[Start Supplied text]

Whether the requirement of influence is met will depend on the legal form of the target company. For instance, in the case of limited liability companies, European companies and cooperative associations the influence requirement is met if the investment results (directly or indirectly) in the control of 10 % of the voting rights. The notification obligation is re-triggered each time the thresholds of 20 %, 30 %, 50 %, 65 % and 90 % of the voting rights are reached. The requirement of influence may also be met in the case of greenfield investments. Irrespective of the corporate form, influence may be considered through other (non-specified) means such as agreements with the target company or its owners where decision-making power is conferred to the investor.
The target company must also conduct a sensitive activity for an investment to be notifiable. This notion encompasses several concepts, such as essential services, critical raw materials and emerging technologies. These concepts have been defined in wide encompassing implementing regulations, covering the usual suspects, such as critical infrastructure, extraction of (some) rare earth metals and manufacturing of advanced technology.

[End Supplied text]

Goal -> From the passage on investment notification rules, extract the wording starting at "The target company must" and ending at "of advanced technology.". The material after this point comes from an unrelated source.

[Start Provided data]

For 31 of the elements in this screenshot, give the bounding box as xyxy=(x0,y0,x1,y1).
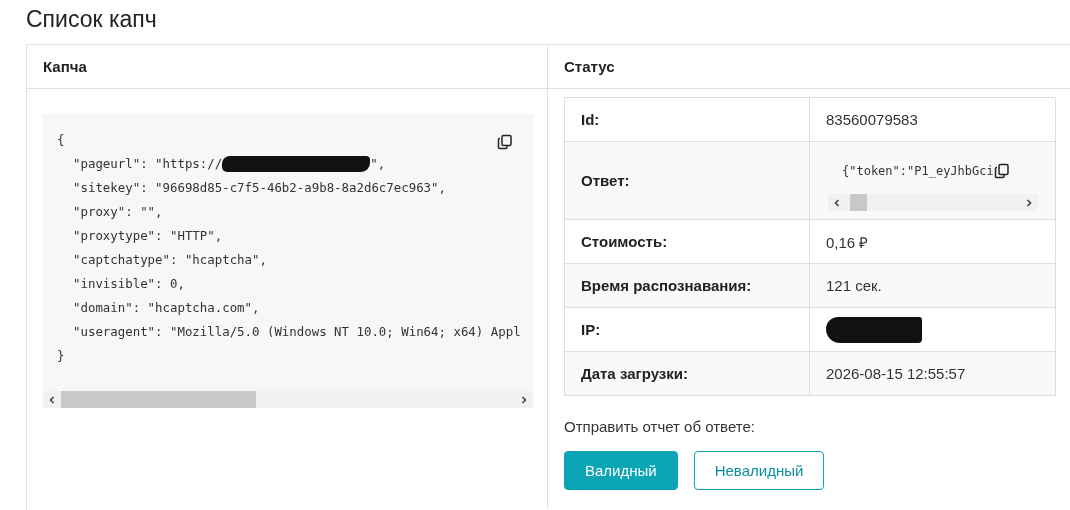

[End Provided data]

Finished answer ->
The target company must also conduct a sensitive activity for an investment to be notifiable. This notion encompasses several concepts, such as essential services, critical raw materials and emerging technologies. These concepts have been defined in wide encompassing implementing regulations, covering the usual suspects, such as critical infrastructure, extraction of (some) rare earth metals and manufacturing of advanced technology.